_Given exercise:_ Below are records; count the lines that contain "Touch" and give only the total.
____ Records provided
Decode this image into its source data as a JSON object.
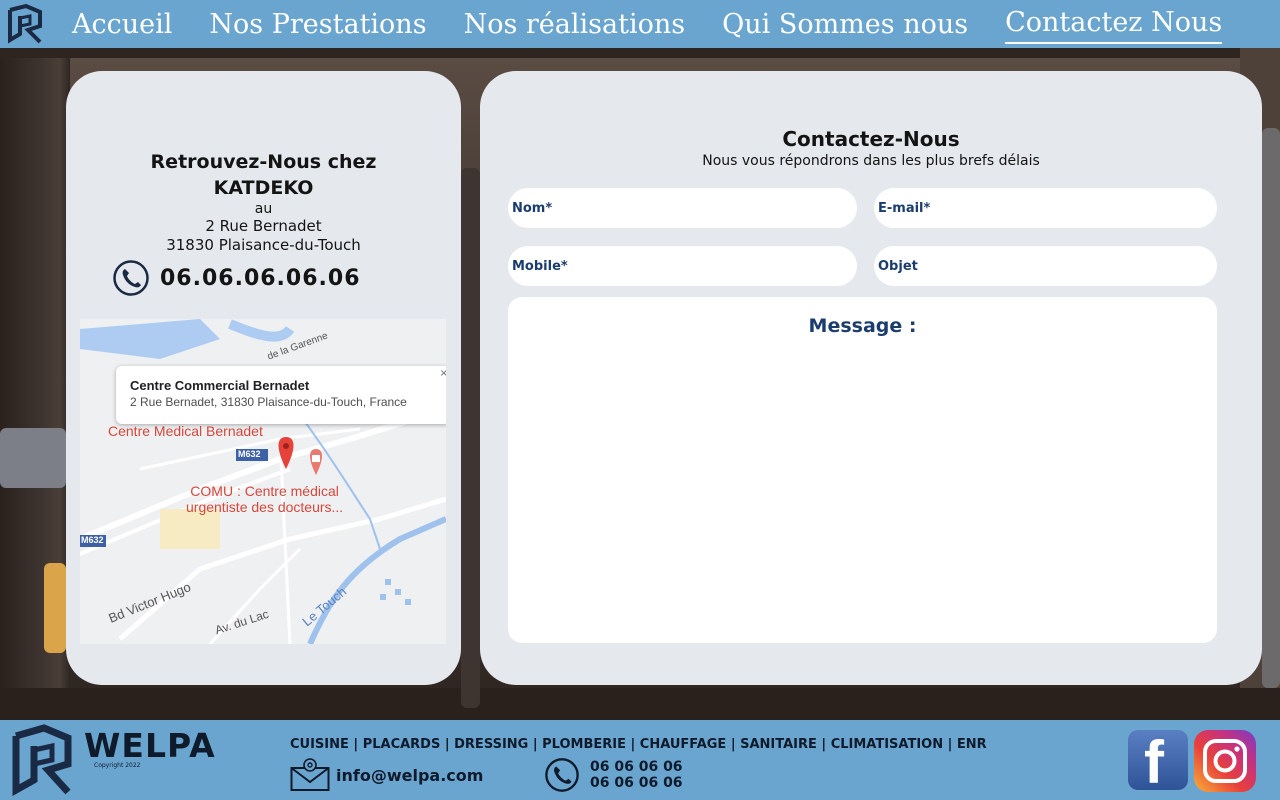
{
  "nav": {
    "items": [
      {
        "label": "Accueil"
      },
      {
        "label": "Nos Prestations"
      },
      {
        "label": "Nos réalisations"
      },
      {
        "label": "Qui Sommes nous"
      },
      {
        "label": "Contactez Nous"
      }
    ],
    "active_index": 4
  },
  "address": {
    "title_line1": "Retrouvez-Nous chez",
    "title_line2": "KATDEKO",
    "au": "au",
    "street": "2 Rue Bernadet",
    "city": "31830 Plaisance-du-Touch",
    "phone": "06.06.06.06.06"
  },
  "map": {
    "popup_title": "Centre Commercial Bernadet",
    "popup_address": "2 Rue Bernadet, 31830 Plaisance-du-Touch, France",
    "popup_close": "×",
    "place1": "Centre Medical Bernadet",
    "place2_line1": "COMU : Centre médical",
    "place2_line2": "urgentiste des docteurs...",
    "road_m632": "M632",
    "road_m632_b": "M632",
    "road_victor_hugo": "Bd Victor Hugo",
    "road_lac": "Av. du Lac",
    "river": "Le Touch",
    "road_garenne": "de la Garenne"
  },
  "form": {
    "title": "Contactez-Nous",
    "subtitle": "Nous vous répondrons dans les plus brefs délais",
    "name_placeholder": "Nom*",
    "email_placeholder": "E-mail*",
    "mobile_placeholder": "Mobile*",
    "subject_placeholder": "Objet",
    "message_label": "Message :"
  },
  "footer": {
    "brand": "WELPA",
    "copyright": "Copyright 2022",
    "services": "CUISINE | PLACARDS | DRESSING | PLOMBERIE | CHAUFFAGE | SANITAIRE | CLIMATISATION | ENR",
    "email": "info@welpa.com",
    "phone1": "06 06 06 06",
    "phone2": "06 06 06 06"
  },
  "colors": {
    "nav_bg": "#6aa5cf",
    "card_bg": "#e5e8ec",
    "accent": "#1b3d6e"
  },
  "icons": {
    "logo": "welpa-logo-icon",
    "phone": "phone-icon",
    "email": "email-icon",
    "facebook": "facebook-icon",
    "instagram": "instagram-icon"
  }
}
________
_Response for this exercise:_ 3